* AIM:
Where a line contains the word "культуры", copy that line.

— begin DATA ROWS —

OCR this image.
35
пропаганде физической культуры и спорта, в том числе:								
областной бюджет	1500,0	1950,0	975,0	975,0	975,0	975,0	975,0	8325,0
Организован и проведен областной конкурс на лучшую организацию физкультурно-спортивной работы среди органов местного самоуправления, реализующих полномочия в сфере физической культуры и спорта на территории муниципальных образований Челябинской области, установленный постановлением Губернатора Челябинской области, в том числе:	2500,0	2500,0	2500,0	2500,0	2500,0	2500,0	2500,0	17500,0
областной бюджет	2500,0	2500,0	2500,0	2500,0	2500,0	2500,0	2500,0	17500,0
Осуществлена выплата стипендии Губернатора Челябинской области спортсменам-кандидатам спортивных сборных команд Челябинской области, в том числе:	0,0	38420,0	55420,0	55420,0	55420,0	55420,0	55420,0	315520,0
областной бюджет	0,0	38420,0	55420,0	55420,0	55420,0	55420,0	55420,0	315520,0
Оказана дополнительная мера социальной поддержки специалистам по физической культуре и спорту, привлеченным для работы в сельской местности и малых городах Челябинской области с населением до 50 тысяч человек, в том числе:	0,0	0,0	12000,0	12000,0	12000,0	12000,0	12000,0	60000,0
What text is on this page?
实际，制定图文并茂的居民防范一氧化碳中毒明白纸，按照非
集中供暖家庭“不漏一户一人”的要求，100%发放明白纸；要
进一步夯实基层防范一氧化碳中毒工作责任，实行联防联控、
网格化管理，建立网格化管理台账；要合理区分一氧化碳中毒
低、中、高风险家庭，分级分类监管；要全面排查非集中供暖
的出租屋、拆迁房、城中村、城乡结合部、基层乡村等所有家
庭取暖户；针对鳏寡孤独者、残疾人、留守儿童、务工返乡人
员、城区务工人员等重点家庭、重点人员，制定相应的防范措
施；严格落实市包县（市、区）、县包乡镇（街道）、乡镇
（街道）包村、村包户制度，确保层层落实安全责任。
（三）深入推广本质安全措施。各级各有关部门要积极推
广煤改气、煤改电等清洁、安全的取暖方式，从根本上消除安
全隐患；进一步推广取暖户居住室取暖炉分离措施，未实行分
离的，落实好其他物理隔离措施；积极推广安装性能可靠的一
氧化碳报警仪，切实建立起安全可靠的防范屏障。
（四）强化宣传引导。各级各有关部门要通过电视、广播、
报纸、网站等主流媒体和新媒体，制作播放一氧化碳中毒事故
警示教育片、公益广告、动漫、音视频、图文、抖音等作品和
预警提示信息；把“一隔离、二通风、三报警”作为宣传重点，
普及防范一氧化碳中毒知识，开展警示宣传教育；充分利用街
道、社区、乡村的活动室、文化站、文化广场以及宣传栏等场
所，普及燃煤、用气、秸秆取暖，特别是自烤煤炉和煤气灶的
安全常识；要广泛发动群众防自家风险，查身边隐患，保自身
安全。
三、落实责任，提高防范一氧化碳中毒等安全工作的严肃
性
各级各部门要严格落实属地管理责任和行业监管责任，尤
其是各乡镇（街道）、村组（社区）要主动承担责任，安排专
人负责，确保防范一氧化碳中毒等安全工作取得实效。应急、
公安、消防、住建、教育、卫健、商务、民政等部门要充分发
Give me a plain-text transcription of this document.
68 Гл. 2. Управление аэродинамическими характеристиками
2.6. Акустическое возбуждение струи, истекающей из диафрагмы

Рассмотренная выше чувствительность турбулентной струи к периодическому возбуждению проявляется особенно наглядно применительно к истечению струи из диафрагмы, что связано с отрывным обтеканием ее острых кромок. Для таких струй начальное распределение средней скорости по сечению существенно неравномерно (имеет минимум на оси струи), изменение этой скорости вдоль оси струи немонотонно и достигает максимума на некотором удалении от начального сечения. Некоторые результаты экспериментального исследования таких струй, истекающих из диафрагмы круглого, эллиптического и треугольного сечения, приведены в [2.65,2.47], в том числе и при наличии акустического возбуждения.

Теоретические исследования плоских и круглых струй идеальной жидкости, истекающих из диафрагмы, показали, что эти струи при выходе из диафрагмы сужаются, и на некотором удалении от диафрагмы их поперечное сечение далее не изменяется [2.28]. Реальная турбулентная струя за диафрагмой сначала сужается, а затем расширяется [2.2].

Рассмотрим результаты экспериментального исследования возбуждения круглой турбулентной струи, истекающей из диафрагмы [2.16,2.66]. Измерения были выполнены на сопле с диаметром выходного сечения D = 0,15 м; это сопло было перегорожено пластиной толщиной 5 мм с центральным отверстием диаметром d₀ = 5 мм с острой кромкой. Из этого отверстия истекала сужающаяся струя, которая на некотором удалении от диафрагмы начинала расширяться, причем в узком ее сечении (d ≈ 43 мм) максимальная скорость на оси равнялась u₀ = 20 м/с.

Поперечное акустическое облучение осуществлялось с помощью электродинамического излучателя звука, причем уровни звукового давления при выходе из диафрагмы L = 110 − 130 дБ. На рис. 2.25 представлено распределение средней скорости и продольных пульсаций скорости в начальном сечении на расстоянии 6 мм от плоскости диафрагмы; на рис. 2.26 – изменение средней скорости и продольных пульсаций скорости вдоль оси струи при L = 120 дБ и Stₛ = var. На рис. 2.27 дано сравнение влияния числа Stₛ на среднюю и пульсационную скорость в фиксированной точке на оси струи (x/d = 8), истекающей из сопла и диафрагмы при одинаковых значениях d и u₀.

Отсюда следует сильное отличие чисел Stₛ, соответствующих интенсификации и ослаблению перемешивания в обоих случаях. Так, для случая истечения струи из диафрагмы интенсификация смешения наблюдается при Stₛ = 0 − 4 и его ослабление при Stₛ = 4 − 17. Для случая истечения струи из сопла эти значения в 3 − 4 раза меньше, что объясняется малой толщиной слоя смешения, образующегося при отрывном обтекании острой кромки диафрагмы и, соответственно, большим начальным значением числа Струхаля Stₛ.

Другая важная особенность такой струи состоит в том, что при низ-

— end DATA ROWS —

* SOLUTION FOR THIS TASK:
пропаганде физической культуры и спорта, в том числе:								
Организован и проведен областной конкурс на лучшую организацию физкультурно-спортивной работы среди органов местного самоуправления, реализующих полномочия в сфере физической культуры и спорта на территории муниципальных образований Челябинской области, установленный постановлением Губернатора Челябинской области, в том числе:	2500,0	2500,0	2500,0	2500,0	2500,0	2500,0	2500,0	17500,0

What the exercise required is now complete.